- _Records for this exercise_

• • • • • • •

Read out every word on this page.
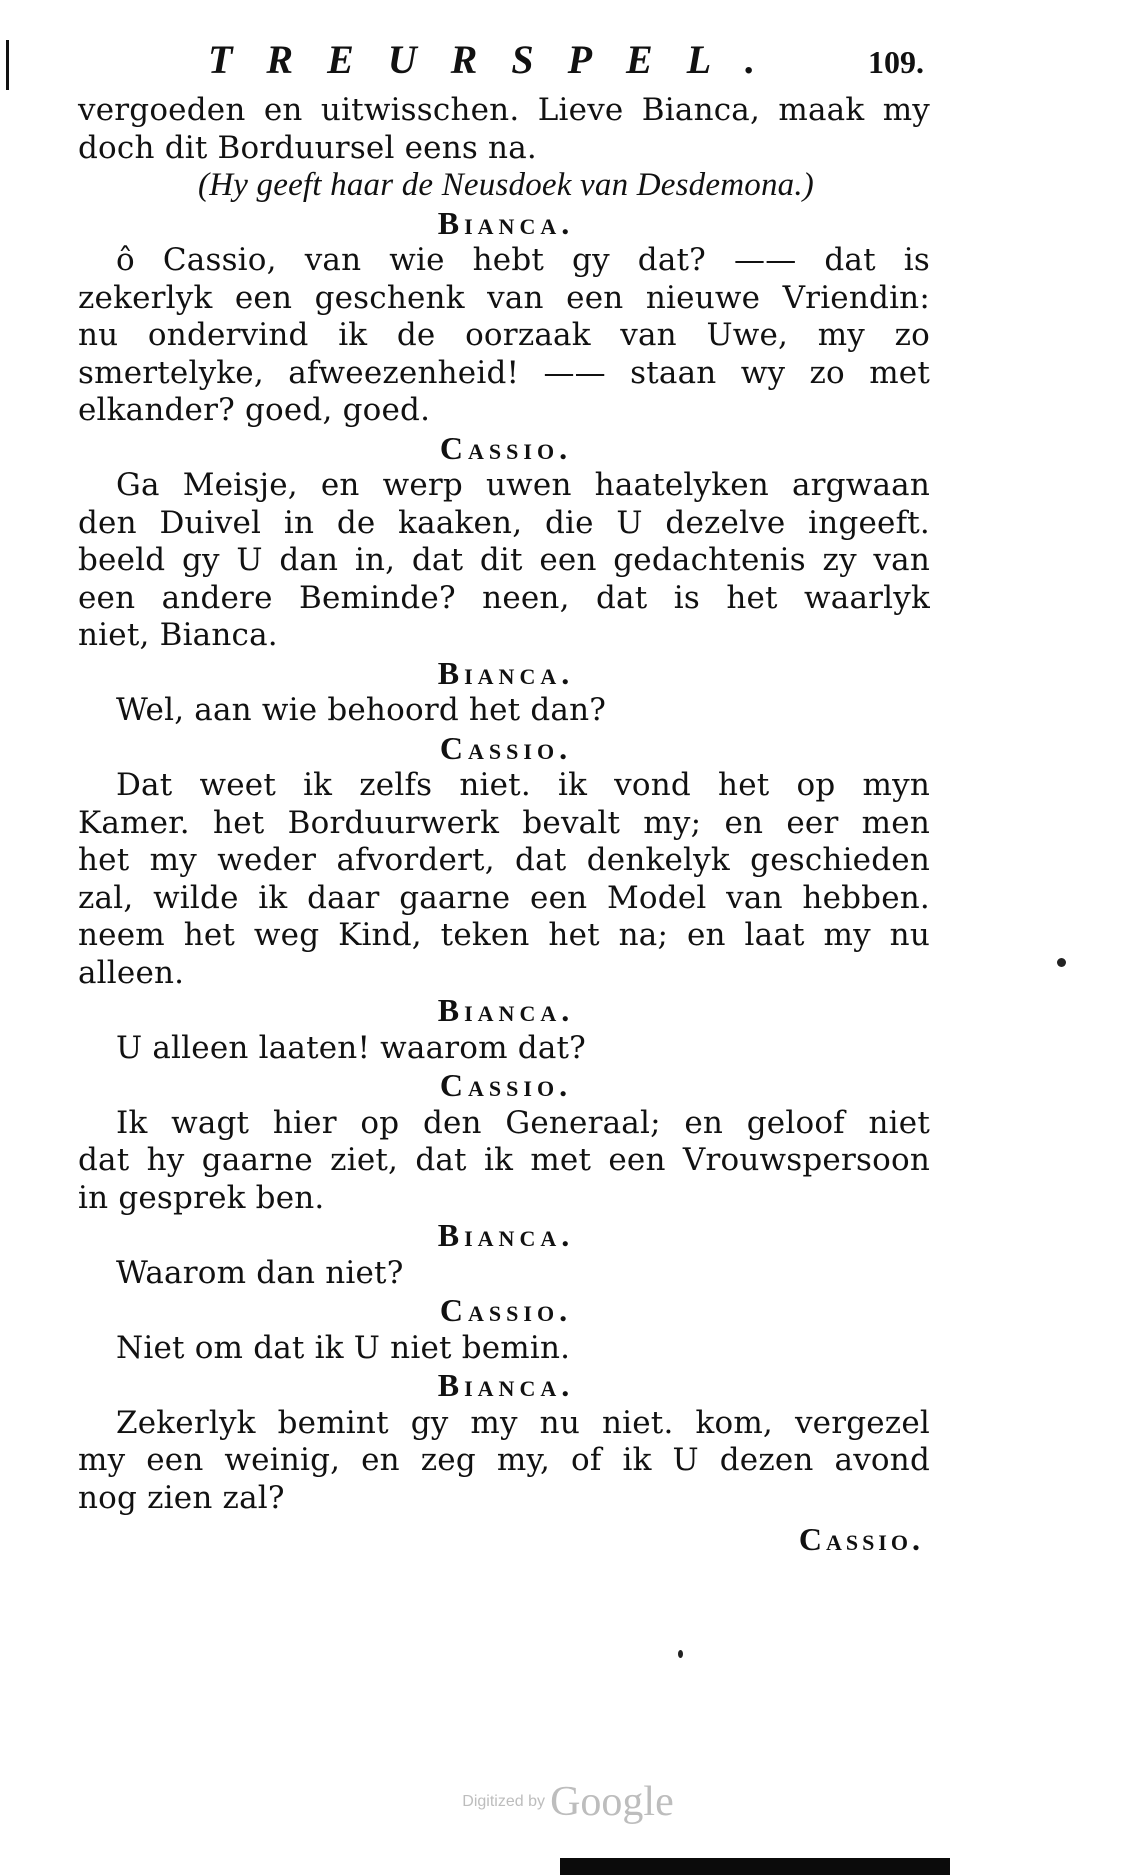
TREURSPEL. 109.
vergoeden en uitwisschen. Lieve Bianca, maak my
doch dit Borduursel eens na.
(Hy geeft haar de Neusdoek van Desdemona.)
Bianca.
ô Cassio, van wie hebt gy dat? —— dat is
zekerlyk een geschenk van een nieuwe Vriendin:
nu ondervind ik de oorzaak van Uwe, my zo
smertelyke, afweezenheid! —— staan wy zo met
elkander? goed, goed.
Cassio.
Ga Meisje, en werp uwen haatelyken argwaan
den Duivel in de kaaken, die U dezelve ingeeft.
beeld gy U dan in, dat dit een gedachtenis zy van
een andere Beminde? neen, dat is het waarlyk
niet, Bianca.
Bianca.
Wel, aan wie behoord het dan?
Cassio.
Dat weet ik zelfs niet. ik vond het op myn
Kamer. het Borduurwerk bevalt my; en eer men
het my weder afvordert, dat denkelyk geschieden
zal, wilde ik daar gaarne een Model van hebben.
neem het weg Kind, teken het na; en laat my nu
alleen.
Bianca.
U alleen laaten! waarom dat?
Cassio.
Ik wagt hier op den Generaal; en geloof niet
dat hy gaarne ziet, dat ik met een Vrouwspersoon
in gesprek ben.
Bianca.
Waarom dan niet?
Cassio.
Niet om dat ik U niet bemin.
Bianca.
Zekerlyk bemint gy my nu niet. kom, vergezel
my een weinig, en zeg my, of ik U dezen avond
nog zien zal?
Cassio.
Digitized by Google
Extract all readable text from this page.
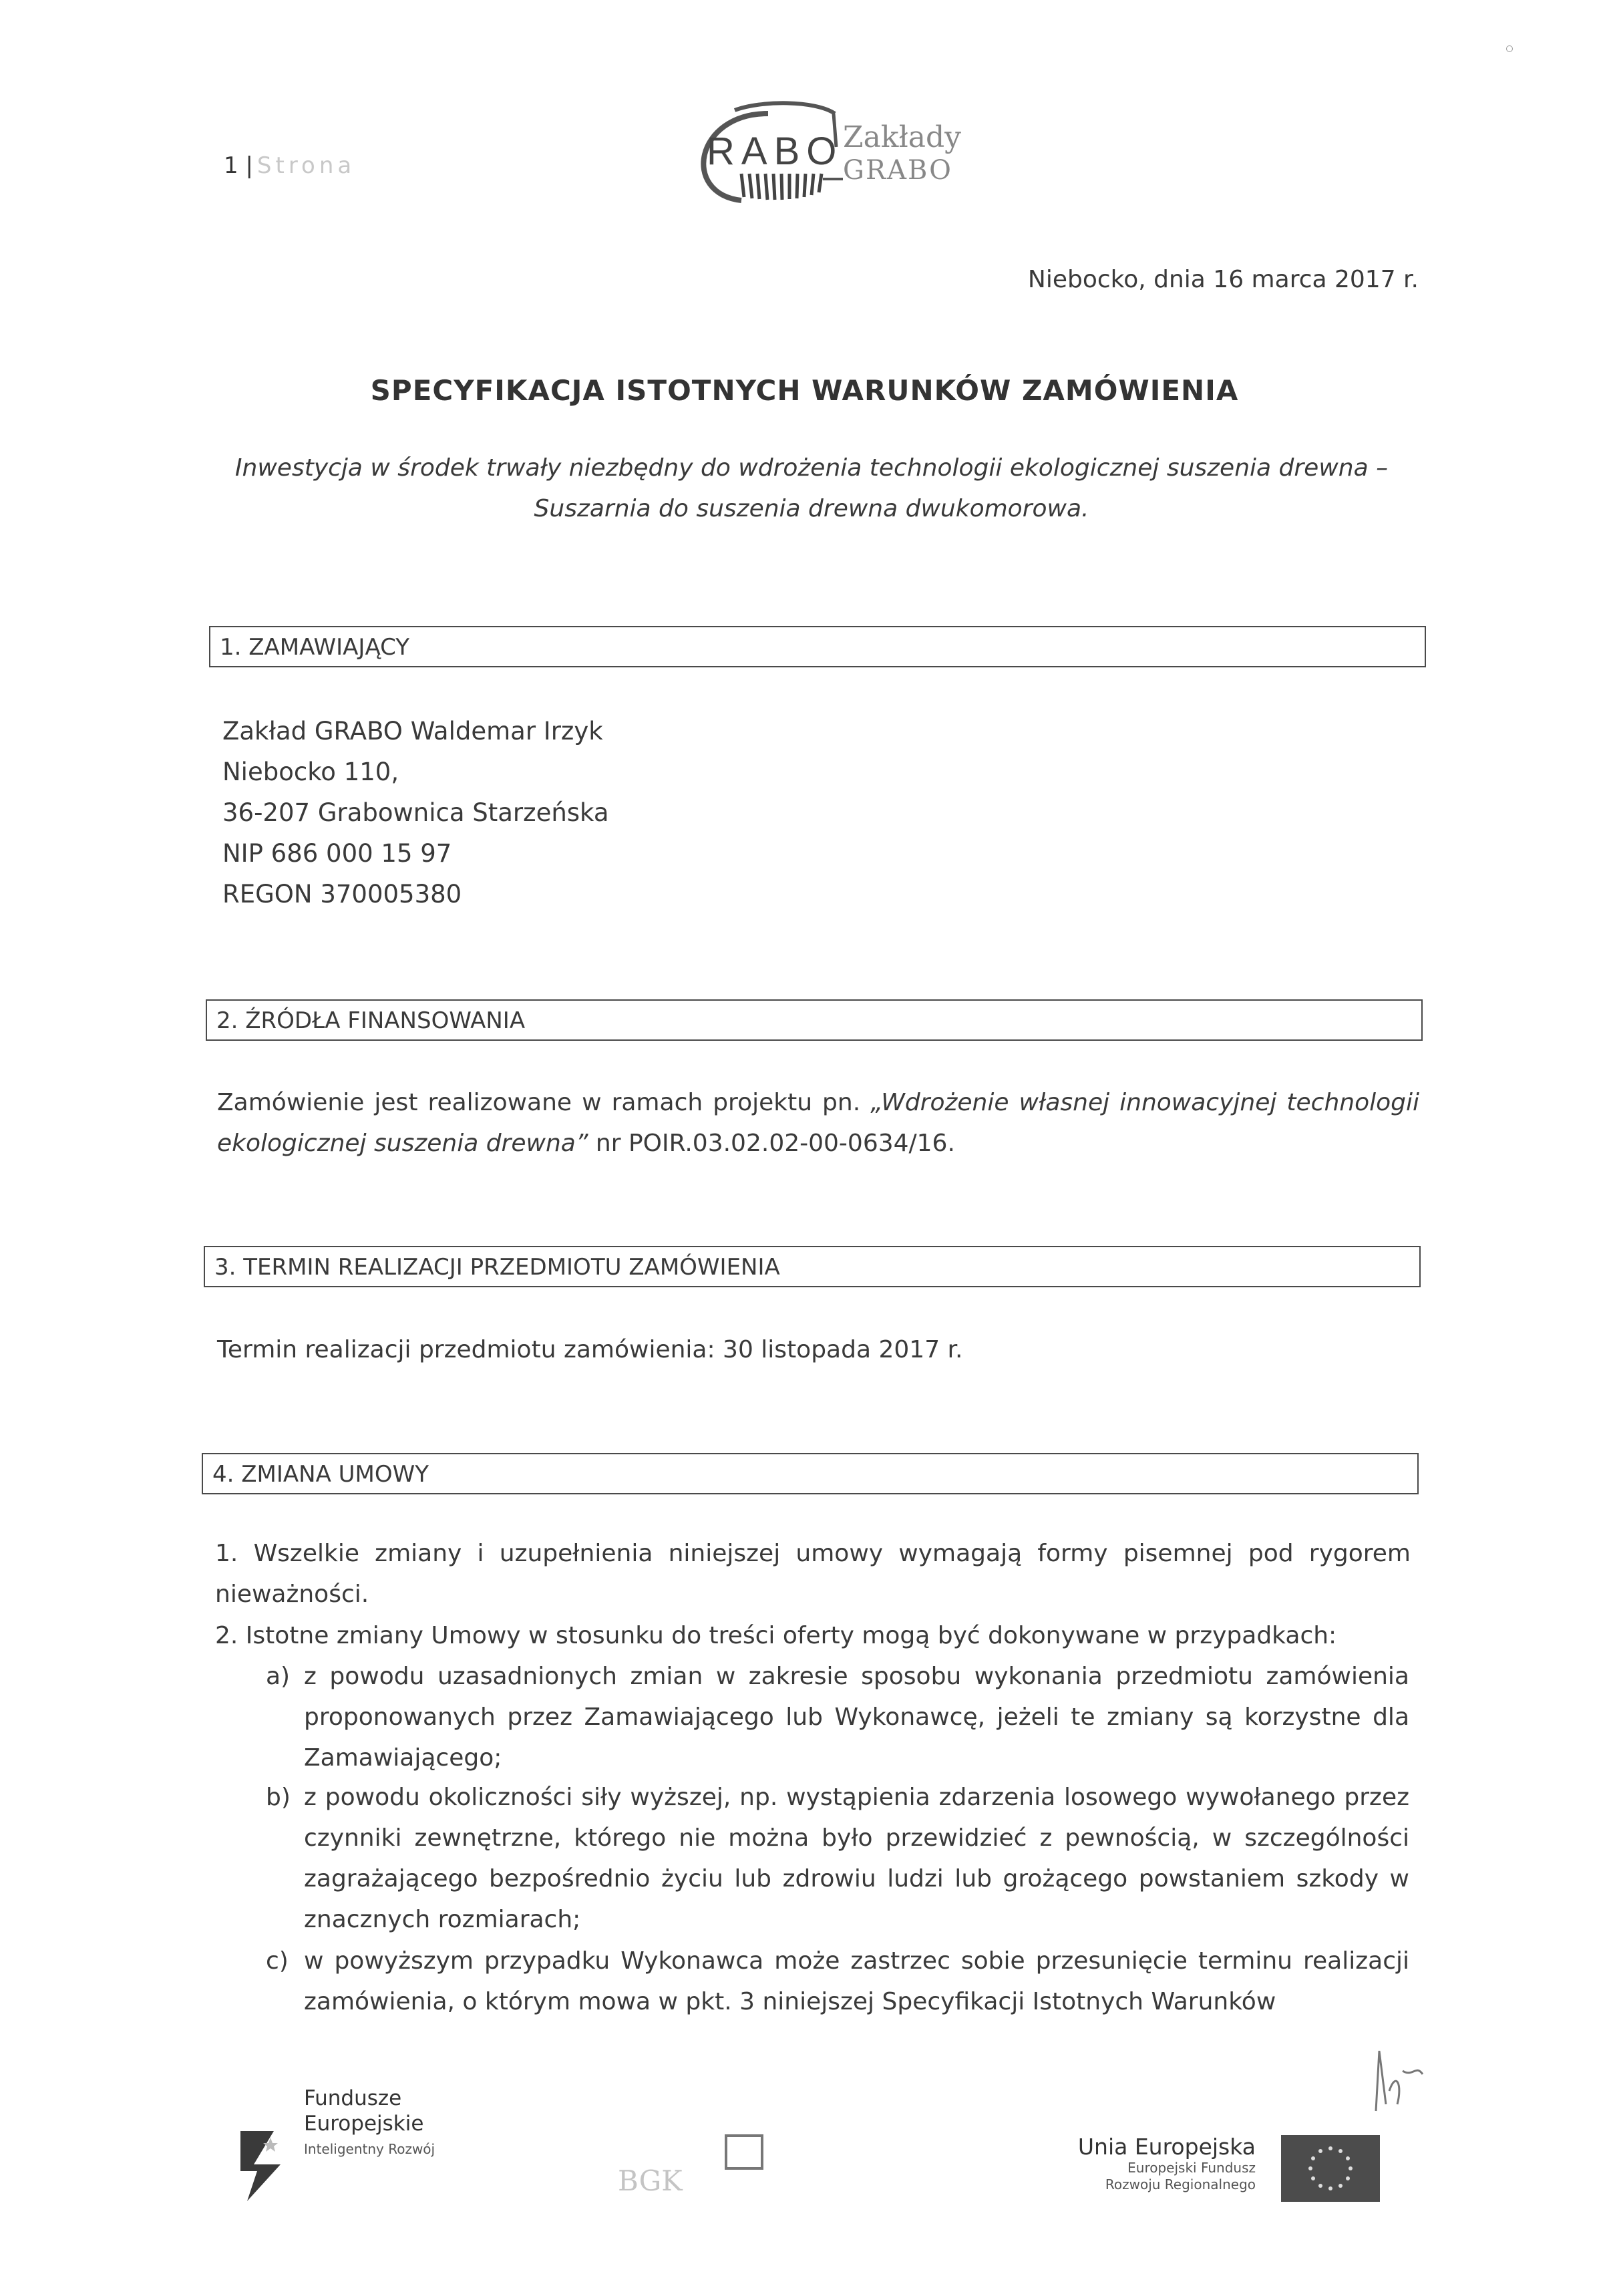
1 | Strona	RABO Zakłady
GRABO
Niebocko, dnia 16 marca 2017 r.
SPECYFIKACJA ISTOTNYCH WARUNKÓW ZAMÓWIENIA
Inwestycja w środek trwały niezbędny do wdrożenia technologii ekologicznej suszenia drewna –
Suszarnia do suszenia drewna dwukomorowa.
1. ZAMAWIAJĄCY
Zakład GRABO Waldemar Irzyk
Niebocko 110,
36-207 Grabownica Starzeńska
NIP 686 000 15 97
REGON 370005380
2. ŹRÓDŁA FINANSOWANIA
Zamówienie jest realizowane w ramach projektu pn. „Wdrożenie własnej innowacyjnej technologii ekologicznej suszenia drewna” nr POIR.03.02.02-00-0634/16.
3. TERMIN REALIZACJI PRZEDMIOTU ZAMÓWIENIA
Termin realizacji przedmiotu zamówienia: 30 listopada 2017 r.
4. ZMIANA UMOWY
1. Wszelkie zmiany i uzupełnienia niniejszej umowy wymagają formy pisemnej pod rygorem nieważności.
2. Istotne zmiany Umowy w stosunku do treści oferty mogą być dokonywane w przypadkach:
a) z powodu uzasadnionych zmian w zakresie sposobu wykonania przedmiotu zamówienia proponowanych przez Zamawiającego lub Wykonawcę, jeżeli te zmiany są korzystne dla Zamawiającego;
b) z powodu okoliczności siły wyższej, np. wystąpienia zdarzenia losowego wywołanego przez czynniki zewnętrzne, którego nie można było przewidzieć z pewnością, w szczególności zagrażającego bezpośrednio życiu lub zdrowiu ludzi lub grożącego powstaniem szkody w znacznych rozmiarach;
c) w powyższym przypadku Wykonawca może zastrzec sobie przesunięcie terminu realizacji zamówienia, o którym mowa w pkt. 3 niniejszej Specyfikacji Istotnych Warunków
Fundusze
Europejskie
Inteligentny Rozwój
BGK
Unia Europejska
Europejski Fundusz
Rozwoju Regionalnego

• • • • • • •

- _Given request_
Find how many lines in the records contain the string "niet", then give the number alone.

- _Response to this exercise_
6